EXERCISE DIRECTIONS: Copy out the lines that have "中國工業生產" in them.

Start INPUT

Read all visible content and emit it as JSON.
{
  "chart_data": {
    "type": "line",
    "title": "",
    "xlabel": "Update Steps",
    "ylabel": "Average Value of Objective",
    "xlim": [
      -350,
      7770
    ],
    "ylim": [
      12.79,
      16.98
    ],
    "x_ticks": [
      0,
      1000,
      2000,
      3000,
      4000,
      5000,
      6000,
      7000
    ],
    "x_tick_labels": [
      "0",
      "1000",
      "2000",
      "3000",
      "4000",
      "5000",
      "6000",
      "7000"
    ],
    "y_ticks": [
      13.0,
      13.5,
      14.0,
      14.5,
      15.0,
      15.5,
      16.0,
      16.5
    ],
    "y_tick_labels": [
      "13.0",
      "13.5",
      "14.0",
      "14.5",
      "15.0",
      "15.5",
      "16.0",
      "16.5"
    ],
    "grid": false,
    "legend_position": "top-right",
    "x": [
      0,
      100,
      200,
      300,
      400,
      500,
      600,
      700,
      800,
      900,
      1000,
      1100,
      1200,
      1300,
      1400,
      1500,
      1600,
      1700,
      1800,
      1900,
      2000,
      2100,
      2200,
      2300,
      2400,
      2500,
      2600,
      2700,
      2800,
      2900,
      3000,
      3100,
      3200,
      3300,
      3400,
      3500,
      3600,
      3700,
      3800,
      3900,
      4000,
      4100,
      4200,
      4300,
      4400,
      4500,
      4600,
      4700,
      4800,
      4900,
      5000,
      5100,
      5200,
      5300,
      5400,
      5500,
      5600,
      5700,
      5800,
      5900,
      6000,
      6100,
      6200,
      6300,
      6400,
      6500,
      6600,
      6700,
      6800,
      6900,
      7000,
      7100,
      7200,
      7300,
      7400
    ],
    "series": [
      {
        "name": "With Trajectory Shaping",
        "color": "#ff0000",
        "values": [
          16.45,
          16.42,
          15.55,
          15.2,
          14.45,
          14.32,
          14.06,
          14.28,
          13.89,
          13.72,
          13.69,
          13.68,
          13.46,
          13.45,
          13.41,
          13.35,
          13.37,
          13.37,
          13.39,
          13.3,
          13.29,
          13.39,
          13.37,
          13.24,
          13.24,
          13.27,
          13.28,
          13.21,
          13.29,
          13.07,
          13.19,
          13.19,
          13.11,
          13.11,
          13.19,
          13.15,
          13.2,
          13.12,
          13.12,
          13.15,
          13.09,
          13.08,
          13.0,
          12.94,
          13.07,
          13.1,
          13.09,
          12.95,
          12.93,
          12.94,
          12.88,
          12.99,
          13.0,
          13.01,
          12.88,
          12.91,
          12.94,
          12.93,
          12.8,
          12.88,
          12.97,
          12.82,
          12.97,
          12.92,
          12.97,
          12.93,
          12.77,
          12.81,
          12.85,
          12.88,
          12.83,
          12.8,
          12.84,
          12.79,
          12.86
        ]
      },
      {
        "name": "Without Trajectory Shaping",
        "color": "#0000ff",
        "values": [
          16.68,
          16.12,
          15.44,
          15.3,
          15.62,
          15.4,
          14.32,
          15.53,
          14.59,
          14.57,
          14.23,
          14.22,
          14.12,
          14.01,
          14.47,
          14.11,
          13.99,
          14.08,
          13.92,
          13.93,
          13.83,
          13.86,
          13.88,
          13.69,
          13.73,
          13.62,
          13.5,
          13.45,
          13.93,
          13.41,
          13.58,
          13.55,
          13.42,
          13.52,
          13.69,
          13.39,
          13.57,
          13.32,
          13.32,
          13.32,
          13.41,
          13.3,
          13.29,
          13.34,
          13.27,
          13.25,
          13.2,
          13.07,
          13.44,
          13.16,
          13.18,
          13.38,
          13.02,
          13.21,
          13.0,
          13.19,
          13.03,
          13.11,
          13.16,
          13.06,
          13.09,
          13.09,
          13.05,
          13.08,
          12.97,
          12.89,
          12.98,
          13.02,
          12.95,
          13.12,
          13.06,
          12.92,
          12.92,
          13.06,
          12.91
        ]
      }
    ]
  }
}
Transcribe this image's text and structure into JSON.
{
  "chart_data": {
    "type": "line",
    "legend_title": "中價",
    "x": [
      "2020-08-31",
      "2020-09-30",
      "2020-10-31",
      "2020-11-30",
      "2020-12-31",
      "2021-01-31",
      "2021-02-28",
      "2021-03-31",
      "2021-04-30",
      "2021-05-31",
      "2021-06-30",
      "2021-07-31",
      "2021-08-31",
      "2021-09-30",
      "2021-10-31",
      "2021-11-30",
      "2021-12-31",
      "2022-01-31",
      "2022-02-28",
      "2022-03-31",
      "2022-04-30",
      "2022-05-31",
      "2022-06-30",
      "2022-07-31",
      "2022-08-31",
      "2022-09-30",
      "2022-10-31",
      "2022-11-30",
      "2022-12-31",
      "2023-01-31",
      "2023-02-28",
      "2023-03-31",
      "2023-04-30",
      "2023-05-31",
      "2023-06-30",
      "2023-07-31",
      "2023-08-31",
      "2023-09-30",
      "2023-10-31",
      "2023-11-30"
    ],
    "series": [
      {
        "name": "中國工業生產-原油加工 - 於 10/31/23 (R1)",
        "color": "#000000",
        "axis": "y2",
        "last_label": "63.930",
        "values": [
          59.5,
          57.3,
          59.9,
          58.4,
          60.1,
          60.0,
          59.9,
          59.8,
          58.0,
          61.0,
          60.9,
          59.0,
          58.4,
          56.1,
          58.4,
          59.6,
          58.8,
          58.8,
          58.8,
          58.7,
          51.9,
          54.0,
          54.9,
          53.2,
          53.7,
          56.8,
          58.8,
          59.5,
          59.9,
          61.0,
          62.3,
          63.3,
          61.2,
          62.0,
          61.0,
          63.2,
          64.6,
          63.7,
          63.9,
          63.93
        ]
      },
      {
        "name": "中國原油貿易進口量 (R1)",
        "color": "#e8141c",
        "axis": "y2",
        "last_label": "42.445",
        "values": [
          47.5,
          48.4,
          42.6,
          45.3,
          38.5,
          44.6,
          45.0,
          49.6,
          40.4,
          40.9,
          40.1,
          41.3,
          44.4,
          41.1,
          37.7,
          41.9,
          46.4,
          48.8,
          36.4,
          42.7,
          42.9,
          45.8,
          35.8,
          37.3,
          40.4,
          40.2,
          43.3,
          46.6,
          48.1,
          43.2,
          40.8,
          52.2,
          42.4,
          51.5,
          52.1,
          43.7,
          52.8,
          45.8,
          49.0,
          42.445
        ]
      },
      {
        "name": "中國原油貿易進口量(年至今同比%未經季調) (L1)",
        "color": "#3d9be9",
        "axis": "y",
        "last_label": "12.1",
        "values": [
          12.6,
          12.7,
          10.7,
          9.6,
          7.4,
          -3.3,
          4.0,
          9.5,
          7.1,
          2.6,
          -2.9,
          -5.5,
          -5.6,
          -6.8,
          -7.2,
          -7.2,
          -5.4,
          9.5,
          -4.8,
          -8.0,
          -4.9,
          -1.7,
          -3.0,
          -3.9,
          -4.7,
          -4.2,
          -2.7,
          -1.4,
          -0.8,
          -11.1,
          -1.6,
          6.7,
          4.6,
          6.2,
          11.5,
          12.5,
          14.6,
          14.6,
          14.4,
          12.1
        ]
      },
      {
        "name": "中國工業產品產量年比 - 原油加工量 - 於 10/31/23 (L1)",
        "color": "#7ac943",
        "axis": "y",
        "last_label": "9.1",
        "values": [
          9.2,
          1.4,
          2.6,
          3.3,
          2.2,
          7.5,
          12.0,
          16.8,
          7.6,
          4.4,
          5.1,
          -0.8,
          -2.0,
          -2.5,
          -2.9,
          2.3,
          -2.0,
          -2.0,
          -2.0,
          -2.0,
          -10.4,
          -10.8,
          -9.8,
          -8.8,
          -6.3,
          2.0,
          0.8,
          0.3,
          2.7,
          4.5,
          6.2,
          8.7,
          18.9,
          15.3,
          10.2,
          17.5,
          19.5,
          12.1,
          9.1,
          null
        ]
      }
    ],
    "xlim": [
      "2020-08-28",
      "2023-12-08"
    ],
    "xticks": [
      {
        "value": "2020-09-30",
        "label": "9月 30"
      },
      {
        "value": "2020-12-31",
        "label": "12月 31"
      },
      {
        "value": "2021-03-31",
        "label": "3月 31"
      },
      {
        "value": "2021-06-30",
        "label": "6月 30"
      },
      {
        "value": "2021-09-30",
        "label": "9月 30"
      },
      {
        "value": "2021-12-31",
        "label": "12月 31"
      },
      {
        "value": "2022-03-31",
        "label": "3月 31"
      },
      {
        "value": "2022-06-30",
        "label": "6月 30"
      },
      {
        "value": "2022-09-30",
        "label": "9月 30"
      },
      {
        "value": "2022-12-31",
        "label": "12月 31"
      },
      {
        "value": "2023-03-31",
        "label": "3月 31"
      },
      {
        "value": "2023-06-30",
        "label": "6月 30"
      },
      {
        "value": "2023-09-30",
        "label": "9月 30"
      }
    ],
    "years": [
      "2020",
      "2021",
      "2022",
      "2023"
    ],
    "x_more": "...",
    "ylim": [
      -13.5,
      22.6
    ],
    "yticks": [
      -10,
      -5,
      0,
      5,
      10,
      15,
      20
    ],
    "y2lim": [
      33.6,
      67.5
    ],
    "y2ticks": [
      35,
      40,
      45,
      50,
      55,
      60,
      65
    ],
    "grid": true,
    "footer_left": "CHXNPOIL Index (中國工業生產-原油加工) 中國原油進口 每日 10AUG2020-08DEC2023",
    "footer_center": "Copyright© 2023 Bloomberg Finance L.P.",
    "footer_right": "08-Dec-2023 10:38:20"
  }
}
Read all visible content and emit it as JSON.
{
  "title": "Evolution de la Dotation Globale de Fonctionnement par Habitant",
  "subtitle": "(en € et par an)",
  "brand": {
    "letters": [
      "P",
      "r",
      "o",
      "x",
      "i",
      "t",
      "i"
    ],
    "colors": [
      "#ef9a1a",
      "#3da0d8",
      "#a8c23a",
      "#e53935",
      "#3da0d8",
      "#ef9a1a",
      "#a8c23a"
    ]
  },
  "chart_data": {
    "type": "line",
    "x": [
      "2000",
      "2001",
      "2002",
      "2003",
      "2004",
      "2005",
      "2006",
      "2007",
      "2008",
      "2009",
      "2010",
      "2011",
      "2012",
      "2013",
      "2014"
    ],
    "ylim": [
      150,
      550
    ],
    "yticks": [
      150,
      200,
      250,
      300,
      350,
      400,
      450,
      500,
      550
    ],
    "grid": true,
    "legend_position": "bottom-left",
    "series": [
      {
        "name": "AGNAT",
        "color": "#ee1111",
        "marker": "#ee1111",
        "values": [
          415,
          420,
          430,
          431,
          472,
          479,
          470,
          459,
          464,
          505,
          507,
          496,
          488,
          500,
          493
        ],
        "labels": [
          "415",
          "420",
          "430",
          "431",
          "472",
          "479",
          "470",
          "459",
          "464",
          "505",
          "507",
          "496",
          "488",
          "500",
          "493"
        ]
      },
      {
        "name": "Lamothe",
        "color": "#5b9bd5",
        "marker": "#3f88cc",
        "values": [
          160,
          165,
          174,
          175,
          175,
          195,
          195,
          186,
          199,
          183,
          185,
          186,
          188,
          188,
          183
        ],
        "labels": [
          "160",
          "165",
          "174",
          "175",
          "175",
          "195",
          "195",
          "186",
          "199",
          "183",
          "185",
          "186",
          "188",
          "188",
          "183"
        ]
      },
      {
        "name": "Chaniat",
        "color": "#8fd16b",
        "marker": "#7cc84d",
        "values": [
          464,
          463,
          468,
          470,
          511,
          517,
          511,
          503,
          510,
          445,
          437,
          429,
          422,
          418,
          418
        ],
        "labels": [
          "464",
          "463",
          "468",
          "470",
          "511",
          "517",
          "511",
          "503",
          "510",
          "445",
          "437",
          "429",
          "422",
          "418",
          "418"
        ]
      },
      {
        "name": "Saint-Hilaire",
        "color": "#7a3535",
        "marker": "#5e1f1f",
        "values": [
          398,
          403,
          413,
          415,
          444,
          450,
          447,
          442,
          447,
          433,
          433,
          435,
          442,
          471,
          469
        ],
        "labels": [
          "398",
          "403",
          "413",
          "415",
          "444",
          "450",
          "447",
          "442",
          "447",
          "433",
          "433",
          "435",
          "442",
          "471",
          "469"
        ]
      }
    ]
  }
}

End INPUT

COMPLETE OUTPUT:
        "name": "中國工業生產-原油加工 - 於 10/31/23 (R1)",
    "footer_left": "CHXNPOIL Index (中國工業生產-原油加工) 中國原油進口 每日 10AUG2020-08DEC2023",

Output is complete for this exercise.